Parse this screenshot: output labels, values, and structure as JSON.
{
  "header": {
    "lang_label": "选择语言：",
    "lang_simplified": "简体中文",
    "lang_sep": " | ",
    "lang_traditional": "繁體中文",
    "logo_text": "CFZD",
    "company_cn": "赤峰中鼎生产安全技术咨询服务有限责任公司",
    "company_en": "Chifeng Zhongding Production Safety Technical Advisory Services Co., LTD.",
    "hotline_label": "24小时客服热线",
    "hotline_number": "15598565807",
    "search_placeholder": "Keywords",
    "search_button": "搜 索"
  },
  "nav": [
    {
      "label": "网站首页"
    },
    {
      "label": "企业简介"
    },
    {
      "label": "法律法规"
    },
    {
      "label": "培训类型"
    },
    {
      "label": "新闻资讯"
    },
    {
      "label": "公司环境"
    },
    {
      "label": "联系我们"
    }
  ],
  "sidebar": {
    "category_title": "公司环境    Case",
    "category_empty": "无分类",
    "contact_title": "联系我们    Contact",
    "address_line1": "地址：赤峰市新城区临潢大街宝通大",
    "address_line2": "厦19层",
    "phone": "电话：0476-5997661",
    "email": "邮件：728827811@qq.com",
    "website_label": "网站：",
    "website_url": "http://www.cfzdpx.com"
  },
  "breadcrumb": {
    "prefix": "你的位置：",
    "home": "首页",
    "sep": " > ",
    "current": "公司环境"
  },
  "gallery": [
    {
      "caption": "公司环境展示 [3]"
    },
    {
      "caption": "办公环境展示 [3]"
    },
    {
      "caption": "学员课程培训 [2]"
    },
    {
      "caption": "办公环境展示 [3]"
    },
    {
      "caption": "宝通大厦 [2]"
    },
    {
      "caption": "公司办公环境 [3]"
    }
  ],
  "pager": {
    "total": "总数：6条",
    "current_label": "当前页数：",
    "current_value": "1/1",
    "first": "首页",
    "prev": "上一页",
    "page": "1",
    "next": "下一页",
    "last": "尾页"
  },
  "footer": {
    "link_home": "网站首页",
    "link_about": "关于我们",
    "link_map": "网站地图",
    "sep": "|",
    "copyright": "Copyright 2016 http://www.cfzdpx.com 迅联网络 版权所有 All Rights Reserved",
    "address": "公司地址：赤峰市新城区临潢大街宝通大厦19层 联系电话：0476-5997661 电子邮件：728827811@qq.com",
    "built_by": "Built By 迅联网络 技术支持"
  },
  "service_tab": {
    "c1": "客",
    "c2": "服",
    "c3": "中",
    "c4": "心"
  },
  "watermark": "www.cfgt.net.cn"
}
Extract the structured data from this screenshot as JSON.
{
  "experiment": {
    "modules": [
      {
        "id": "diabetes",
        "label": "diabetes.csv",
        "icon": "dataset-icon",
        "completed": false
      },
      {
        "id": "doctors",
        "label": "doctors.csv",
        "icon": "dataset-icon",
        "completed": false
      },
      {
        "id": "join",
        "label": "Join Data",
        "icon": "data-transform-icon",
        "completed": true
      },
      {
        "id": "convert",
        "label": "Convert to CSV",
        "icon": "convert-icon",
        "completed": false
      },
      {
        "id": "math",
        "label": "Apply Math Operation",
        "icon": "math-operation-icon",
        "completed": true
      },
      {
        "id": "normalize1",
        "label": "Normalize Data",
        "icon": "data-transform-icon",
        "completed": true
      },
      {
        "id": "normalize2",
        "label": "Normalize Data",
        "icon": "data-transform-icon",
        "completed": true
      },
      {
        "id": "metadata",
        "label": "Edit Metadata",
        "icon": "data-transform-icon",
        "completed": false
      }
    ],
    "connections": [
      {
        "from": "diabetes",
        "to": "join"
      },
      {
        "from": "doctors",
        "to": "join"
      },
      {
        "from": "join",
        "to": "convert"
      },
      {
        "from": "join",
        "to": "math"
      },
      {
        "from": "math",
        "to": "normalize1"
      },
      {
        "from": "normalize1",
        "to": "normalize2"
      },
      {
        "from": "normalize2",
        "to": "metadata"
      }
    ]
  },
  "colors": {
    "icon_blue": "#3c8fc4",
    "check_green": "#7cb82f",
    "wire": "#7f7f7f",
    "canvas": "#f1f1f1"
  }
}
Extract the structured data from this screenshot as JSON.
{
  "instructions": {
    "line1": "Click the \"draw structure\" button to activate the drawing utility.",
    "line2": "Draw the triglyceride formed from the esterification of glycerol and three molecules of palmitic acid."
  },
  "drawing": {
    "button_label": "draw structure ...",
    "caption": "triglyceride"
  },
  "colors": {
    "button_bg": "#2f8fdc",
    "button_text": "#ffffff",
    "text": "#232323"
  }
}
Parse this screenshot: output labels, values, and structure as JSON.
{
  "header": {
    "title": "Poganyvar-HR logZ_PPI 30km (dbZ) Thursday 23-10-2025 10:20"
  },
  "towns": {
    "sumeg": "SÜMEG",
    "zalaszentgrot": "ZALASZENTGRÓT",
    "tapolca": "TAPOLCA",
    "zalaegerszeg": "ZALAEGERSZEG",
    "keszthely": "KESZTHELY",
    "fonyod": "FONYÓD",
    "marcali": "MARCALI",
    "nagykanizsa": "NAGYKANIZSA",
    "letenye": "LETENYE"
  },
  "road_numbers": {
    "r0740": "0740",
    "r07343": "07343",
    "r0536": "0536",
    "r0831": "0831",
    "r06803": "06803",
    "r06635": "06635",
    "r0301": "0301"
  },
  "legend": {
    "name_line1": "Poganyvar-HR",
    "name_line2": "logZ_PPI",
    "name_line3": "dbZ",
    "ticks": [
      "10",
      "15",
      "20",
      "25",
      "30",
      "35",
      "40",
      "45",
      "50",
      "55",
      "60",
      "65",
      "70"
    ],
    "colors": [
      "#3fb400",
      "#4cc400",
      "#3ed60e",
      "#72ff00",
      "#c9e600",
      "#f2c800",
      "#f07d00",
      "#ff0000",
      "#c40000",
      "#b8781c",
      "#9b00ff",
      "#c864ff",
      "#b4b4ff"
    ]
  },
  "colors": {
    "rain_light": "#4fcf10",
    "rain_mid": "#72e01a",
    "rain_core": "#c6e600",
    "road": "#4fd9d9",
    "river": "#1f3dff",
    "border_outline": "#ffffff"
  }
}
========================
» Given exercise:
Nothing should be left out: return all of the records exactly.

» Right answer:
Parse this screenshot: output labels, values, and structure as JSON.
{
  "header": {
    "lang_label": "选择语言：",
    "lang_simplified": "简体中文",
    "lang_sep": " | ",
    "lang_traditional": "繁體中文",
    "logo_text": "CFZD",
    "company_cn": "赤峰中鼎生产安全技术咨询服务有限责任公司",
    "company_en": "Chifeng Zhongding Production Safety Technical Advisory Services Co., LTD.",
    "hotline_label": "24小时客服热线",
    "hotline_number": "15598565807",
    "search_placeholder": "Keywords",
    "search_button": "搜 索"
  },
  "nav": [
    {
      "label": "网站首页"
    },
    {
      "label": "企业简介"
    },
    {
      "label": "法律法规"
    },
    {
      "label": "培训类型"
    },
    {
      "label": "新闻资讯"
    },
    {
      "label": "公司环境"
    },
    {
      "label": "联系我们"
    }
  ],
  "sidebar": {
    "category_title": "公司环境    Case",
    "category_empty": "无分类",
    "contact_title": "联系我们    Contact",
    "address_line1": "地址：赤峰市新城区临潢大街宝通大",
    "address_line2": "厦19层",
    "phone": "电话：0476-5997661",
    "email": "邮件：728827811@qq.com",
    "website_label": "网站：",
    "website_url": "http://www.cfzdpx.com"
  },
  "breadcrumb": {
    "prefix": "你的位置：",
    "home": "首页",
    "sep": " > ",
    "current": "公司环境"
  },
  "gallery": [
    {
      "caption": "公司环境展示 [3]"
    },
    {
      "caption": "办公环境展示 [3]"
    },
    {
      "caption": "学员课程培训 [2]"
    },
    {
      "caption": "办公环境展示 [3]"
    },
    {
      "caption": "宝通大厦 [2]"
    },
    {
      "caption": "公司办公环境 [3]"
    }
  ],
  "pager": {
    "total": "总数：6条",
    "current_label": "当前页数：",
    "current_value": "1/1",
    "first": "首页",
    "prev": "上一页",
    "page": "1",
    "next": "下一页",
    "last": "尾页"
  },
  "footer": {
    "link_home": "网站首页",
    "link_about": "关于我们",
    "link_map": "网站地图",
    "sep": "|",
    "copyright": "Copyright 2016 http://www.cfzdpx.com 迅联网络 版权所有 All Rights Reserved",
    "address": "公司地址：赤峰市新城区临潢大街宝通大厦19层 联系电话：0476-5997661 电子邮件：728827811@qq.com",
    "built_by": "Built By 迅联网络 技术支持"
  },
  "service_tab": {
    "c1": "客",
    "c2": "服",
    "c3": "中",
    "c4": "心"
  },
  "watermark": "www.cfgt.net.cn"
}
Extract the structured data from this screenshot as JSON.
{
  "experiment": {
    "modules": [
      {
        "id": "diabetes",
        "label": "diabetes.csv",
        "icon": "dataset-icon",
        "completed": false
      },
      {
        "id": "doctors",
        "label": "doctors.csv",
        "icon": "dataset-icon",
        "completed": false
      },
      {
        "id": "join",
        "label": "Join Data",
        "icon": "data-transform-icon",
        "completed": true
      },
      {
        "id": "convert",
        "label": "Convert to CSV",
        "icon": "convert-icon",
        "completed": false
      },
      {
        "id": "math",
        "label": "Apply Math Operation",
        "icon": "math-operation-icon",
        "completed": true
      },
      {
        "id": "normalize1",
        "label": "Normalize Data",
        "icon": "data-transform-icon",
        "completed": true
      },
      {
        "id": "normalize2",
        "label": "Normalize Data",
        "icon": "data-transform-icon",
        "completed": true
      },
      {
        "id": "metadata",
        "label": "Edit Metadata",
        "icon": "data-transform-icon",
        "completed": false
      }
    ],
    "connections": [
      {
        "from": "diabetes",
        "to": "join"
      },
      {
        "from": "doctors",
        "to": "join"
      },
      {
        "from": "join",
        "to": "convert"
      },
      {
        "from": "join",
        "to": "math"
      },
      {
        "from": "math",
        "to": "normalize1"
      },
      {
        "from": "normalize1",
        "to": "normalize2"
      },
      {
        "from": "normalize2",
        "to": "metadata"
      }
    ]
  },
  "colors": {
    "icon_blue": "#3c8fc4",
    "check_green": "#7cb82f",
    "wire": "#7f7f7f",
    "canvas": "#f1f1f1"
  }
}
Extract the structured data from this screenshot as JSON.
{
  "instructions": {
    "line1": "Click the \"draw structure\" button to activate the drawing utility.",
    "line2": "Draw the triglyceride formed from the esterification of glycerol and three molecules of palmitic acid."
  },
  "drawing": {
    "button_label": "draw structure ...",
    "caption": "triglyceride"
  },
  "colors": {
    "button_bg": "#2f8fdc",
    "button_text": "#ffffff",
    "text": "#232323"
  }
}
Parse this screenshot: output labels, values, and structure as JSON.
{
  "header": {
    "title": "Poganyvar-HR logZ_PPI 30km (dbZ) Thursday 23-10-2025 10:20"
  },
  "towns": {
    "sumeg": "SÜMEG",
    "zalaszentgrot": "ZALASZENTGRÓT",
    "tapolca": "TAPOLCA",
    "zalaegerszeg": "ZALAEGERSZEG",
    "keszthely": "KESZTHELY",
    "fonyod": "FONYÓD",
    "marcali": "MARCALI",
    "nagykanizsa": "NAGYKANIZSA",
    "letenye": "LETENYE"
  },
  "road_numbers": {
    "r0740": "0740",
    "r07343": "07343",
    "r0536": "0536",
    "r0831": "0831",
    "r06803": "06803",
    "r06635": "06635",
    "r0301": "0301"
  },
  "legend": {
    "name_line1": "Poganyvar-HR",
    "name_line2": "logZ_PPI",
    "name_line3": "dbZ",
    "ticks": [
      "10",
      "15",
      "20",
      "25",
      "30",
      "35",
      "40",
      "45",
      "50",
      "55",
      "60",
      "65",
      "70"
    ],
    "colors": [
      "#3fb400",
      "#4cc400",
      "#3ed60e",
      "#72ff00",
      "#c9e600",
      "#f2c800",
      "#f07d00",
      "#ff0000",
      "#c40000",
      "#b8781c",
      "#9b00ff",
      "#c864ff",
      "#b4b4ff"
    ]
  },
  "colors": {
    "rain_light": "#4fcf10",
    "rain_mid": "#72e01a",
    "rain_core": "#c6e600",
    "road": "#4fd9d9",
    "river": "#1f3dff",
    "border_outline": "#ffffff"
  }
}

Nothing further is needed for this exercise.